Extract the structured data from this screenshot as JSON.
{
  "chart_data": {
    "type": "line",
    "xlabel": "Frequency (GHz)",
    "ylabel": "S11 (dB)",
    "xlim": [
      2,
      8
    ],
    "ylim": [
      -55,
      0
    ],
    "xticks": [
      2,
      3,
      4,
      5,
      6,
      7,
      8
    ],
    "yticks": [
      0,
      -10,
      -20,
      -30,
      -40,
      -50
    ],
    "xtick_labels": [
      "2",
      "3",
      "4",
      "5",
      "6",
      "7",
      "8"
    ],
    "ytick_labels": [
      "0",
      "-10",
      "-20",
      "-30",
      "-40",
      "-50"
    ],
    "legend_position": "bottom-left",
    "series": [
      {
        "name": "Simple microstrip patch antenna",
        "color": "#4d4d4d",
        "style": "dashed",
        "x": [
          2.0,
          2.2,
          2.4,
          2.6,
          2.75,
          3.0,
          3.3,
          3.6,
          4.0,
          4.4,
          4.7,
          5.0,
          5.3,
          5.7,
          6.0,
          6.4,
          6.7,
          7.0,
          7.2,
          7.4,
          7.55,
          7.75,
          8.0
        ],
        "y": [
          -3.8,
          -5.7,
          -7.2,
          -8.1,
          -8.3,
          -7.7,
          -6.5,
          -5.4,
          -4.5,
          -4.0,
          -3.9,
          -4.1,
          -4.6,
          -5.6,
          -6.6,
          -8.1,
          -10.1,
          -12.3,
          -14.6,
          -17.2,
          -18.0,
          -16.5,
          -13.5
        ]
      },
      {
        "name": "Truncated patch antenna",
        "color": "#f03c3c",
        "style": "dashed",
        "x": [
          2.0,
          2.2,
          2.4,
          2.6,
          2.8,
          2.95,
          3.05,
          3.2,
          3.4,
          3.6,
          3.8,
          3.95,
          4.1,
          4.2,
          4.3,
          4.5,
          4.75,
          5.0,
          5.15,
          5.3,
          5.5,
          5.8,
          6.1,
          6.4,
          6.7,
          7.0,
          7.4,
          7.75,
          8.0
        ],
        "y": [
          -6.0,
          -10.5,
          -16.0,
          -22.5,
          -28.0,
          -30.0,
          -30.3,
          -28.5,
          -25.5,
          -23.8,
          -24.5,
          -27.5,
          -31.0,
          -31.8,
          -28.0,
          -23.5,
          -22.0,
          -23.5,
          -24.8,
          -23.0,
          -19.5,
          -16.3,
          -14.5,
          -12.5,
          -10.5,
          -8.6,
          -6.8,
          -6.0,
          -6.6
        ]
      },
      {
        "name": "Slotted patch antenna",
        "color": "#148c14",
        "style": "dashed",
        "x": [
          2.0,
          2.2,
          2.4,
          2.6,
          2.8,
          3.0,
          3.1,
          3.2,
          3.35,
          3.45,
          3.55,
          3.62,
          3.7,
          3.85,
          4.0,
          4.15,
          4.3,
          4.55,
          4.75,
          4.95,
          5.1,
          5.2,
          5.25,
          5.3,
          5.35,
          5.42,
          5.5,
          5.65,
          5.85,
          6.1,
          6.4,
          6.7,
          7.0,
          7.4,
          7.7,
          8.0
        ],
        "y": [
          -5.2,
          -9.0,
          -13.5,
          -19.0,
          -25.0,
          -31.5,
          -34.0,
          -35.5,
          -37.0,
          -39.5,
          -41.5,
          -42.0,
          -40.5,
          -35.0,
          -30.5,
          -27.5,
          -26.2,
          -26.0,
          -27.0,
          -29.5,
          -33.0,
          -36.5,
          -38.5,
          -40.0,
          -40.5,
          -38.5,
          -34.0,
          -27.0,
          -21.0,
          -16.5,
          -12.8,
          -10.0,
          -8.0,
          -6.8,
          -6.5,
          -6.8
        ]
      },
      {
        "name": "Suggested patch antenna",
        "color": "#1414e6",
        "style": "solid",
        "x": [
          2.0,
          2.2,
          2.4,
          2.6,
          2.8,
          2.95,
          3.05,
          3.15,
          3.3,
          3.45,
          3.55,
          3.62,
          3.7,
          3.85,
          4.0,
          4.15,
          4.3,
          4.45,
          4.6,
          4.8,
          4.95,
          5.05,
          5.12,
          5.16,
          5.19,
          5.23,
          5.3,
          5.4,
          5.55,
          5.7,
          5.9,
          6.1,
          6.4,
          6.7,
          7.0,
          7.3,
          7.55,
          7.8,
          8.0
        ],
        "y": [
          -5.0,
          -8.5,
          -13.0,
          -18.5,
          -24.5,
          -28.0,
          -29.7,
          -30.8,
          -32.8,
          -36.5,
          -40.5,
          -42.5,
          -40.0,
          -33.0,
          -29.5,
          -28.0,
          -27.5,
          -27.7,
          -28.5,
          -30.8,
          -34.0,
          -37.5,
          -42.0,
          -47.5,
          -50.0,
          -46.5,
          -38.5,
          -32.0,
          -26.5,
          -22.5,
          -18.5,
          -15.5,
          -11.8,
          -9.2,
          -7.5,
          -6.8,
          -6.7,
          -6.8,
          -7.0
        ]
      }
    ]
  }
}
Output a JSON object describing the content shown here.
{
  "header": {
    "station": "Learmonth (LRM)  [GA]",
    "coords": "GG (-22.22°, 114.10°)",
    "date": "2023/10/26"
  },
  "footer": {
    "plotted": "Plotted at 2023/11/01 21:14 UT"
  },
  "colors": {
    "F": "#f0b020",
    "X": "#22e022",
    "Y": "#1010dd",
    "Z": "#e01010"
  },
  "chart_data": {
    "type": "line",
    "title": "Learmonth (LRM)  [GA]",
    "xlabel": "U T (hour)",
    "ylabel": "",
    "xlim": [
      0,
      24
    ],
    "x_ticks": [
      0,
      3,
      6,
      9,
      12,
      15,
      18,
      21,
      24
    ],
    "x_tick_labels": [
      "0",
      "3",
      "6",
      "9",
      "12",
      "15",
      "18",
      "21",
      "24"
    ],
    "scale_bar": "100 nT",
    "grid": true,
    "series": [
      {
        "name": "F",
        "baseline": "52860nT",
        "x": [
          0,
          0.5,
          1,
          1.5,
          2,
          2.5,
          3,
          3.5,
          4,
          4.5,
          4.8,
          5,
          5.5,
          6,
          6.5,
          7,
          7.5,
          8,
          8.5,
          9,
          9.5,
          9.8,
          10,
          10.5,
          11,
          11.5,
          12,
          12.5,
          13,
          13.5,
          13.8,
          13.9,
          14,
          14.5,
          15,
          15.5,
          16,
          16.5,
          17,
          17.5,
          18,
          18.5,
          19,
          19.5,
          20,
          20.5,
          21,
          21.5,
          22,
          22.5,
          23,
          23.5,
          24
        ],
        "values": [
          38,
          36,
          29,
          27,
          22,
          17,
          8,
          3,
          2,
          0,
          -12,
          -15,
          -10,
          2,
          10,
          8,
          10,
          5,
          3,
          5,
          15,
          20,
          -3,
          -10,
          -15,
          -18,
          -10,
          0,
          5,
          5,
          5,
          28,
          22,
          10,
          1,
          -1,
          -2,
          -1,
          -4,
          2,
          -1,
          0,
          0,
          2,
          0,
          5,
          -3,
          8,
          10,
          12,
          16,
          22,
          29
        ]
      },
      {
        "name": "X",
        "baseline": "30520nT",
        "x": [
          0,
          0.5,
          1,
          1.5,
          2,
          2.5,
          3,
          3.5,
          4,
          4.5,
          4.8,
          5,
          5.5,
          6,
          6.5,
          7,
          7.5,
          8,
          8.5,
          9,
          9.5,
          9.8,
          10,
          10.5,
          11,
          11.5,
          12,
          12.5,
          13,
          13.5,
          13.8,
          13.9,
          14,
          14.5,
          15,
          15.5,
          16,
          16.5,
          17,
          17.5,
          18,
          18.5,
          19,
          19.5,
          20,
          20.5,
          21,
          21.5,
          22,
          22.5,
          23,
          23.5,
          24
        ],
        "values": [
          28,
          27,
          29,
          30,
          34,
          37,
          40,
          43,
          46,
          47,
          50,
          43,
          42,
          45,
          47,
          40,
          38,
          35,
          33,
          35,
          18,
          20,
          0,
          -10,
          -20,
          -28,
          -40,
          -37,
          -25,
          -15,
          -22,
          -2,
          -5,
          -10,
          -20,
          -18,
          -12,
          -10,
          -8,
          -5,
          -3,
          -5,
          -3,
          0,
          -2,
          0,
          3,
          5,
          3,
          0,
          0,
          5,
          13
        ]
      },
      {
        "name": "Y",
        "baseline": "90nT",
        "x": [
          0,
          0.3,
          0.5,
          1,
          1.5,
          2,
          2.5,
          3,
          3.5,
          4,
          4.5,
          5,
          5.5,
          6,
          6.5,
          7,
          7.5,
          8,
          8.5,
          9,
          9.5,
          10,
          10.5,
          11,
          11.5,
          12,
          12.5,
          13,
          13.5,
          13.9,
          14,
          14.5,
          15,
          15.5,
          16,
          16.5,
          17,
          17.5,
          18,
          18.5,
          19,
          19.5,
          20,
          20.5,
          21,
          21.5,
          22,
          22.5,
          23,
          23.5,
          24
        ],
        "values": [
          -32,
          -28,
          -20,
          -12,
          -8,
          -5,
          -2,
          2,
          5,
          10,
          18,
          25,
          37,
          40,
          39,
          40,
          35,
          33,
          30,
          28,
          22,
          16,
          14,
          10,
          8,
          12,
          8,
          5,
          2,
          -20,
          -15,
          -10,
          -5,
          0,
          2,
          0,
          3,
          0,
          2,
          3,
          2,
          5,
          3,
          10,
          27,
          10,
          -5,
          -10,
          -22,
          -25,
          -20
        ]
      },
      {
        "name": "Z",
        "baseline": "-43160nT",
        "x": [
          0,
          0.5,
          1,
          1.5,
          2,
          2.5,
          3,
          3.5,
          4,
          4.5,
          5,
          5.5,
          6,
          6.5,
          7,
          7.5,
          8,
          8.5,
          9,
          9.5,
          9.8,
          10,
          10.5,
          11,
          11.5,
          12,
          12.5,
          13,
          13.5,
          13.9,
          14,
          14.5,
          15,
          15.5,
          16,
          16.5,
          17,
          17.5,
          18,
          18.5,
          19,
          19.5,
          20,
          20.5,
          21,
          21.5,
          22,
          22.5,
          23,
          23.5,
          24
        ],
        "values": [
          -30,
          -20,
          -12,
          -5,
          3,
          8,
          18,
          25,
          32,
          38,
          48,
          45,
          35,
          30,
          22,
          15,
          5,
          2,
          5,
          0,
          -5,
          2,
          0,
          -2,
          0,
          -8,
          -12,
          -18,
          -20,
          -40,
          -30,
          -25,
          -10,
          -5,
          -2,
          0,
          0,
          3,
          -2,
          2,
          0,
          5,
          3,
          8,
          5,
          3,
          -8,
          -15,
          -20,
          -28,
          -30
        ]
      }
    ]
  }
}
—————
## Task to complete
Extract each line holding the string "patch".

## Response to this task
        "name": "Simple microstrip patch antenna",
        "name": "Truncated patch antenna",
        "name": "Slotted patch antenna",
        "name": "Suggested patch antenna",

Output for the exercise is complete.